:: WORKING DATA ::
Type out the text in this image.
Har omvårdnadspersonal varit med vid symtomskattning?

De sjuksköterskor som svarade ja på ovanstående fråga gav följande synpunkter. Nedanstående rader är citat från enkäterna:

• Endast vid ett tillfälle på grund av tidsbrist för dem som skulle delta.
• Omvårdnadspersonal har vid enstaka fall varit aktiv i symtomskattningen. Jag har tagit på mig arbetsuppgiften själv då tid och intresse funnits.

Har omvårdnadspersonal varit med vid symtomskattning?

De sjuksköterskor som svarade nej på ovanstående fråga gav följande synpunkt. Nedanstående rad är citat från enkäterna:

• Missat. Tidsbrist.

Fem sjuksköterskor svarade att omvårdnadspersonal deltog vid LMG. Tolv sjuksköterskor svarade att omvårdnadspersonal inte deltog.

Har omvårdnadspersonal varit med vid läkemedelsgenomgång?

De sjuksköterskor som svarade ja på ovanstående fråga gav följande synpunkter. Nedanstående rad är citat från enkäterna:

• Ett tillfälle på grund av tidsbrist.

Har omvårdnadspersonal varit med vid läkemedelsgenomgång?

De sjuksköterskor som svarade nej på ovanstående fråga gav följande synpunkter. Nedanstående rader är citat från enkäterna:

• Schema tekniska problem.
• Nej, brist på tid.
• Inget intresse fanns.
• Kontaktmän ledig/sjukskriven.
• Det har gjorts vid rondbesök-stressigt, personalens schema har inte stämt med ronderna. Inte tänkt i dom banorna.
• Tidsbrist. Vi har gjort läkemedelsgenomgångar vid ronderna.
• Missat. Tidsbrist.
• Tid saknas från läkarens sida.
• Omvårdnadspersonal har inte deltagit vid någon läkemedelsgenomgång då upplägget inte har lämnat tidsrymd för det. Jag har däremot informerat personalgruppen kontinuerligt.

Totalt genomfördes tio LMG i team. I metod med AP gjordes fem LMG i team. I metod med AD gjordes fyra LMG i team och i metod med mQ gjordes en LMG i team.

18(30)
:::
§ WORK ITEM
Your task is to transcribe the listing in full, so that each line reads exactly as before.

§ YOUR RESPONSE
Type out the text in this image.
Har omvårdnadspersonal varit med vid symtomskattning?

De sjuksköterskor som svarade ja på ovanstående fråga gav följande synpunkter. Nedanstående rader är citat från enkäterna:

• Endast vid ett tillfälle på grund av tidsbrist för dem som skulle delta.
• Omvårdnadspersonal har vid enstaka fall varit aktiv i symtomskattningen. Jag har tagit på mig arbetsuppgiften själv då tid och intresse funnits.

Har omvårdnadspersonal varit med vid symtomskattning?

De sjuksköterskor som svarade nej på ovanstående fråga gav följande synpunkt. Nedanstående rad är citat från enkäterna:

• Missat. Tidsbrist.

Fem sjuksköterskor svarade att omvårdnadspersonal deltog vid LMG. Tolv sjuksköterskor svarade att omvårdnadspersonal inte deltog.

Har omvårdnadspersonal varit med vid läkemedelsgenomgång?

De sjuksköterskor som svarade ja på ovanstående fråga gav följande synpunkter. Nedanstående rad är citat från enkäterna:

• Ett tillfälle på grund av tidsbrist.

Har omvårdnadspersonal varit med vid läkemedelsgenomgång?

De sjuksköterskor som svarade nej på ovanstående fråga gav följande synpunkter. Nedanstående rader är citat från enkäterna:

• Schema tekniska problem.
• Nej, brist på tid.
• Inget intresse fanns.
• Kontaktmän ledig/sjukskriven.
• Det har gjorts vid rondbesök-stressigt, personalens schema har inte stämt med ronderna. Inte tänkt i dom banorna.
• Tidsbrist. Vi har gjort läkemedelsgenomgångar vid ronderna.
• Missat. Tidsbrist.
• Tid saknas från läkarens sida.
• Omvårdnadspersonal har inte deltagit vid någon läkemedelsgenomgång då upplägget inte har lämnat tidsrymd för det. Jag har däremot informerat personalgruppen kontinuerligt.

Totalt genomfördes tio LMG i team. I metod med AP gjordes fem LMG i team. I metod med AD gjordes fyra LMG i team och i metod med mQ gjordes en LMG i team.

18(30)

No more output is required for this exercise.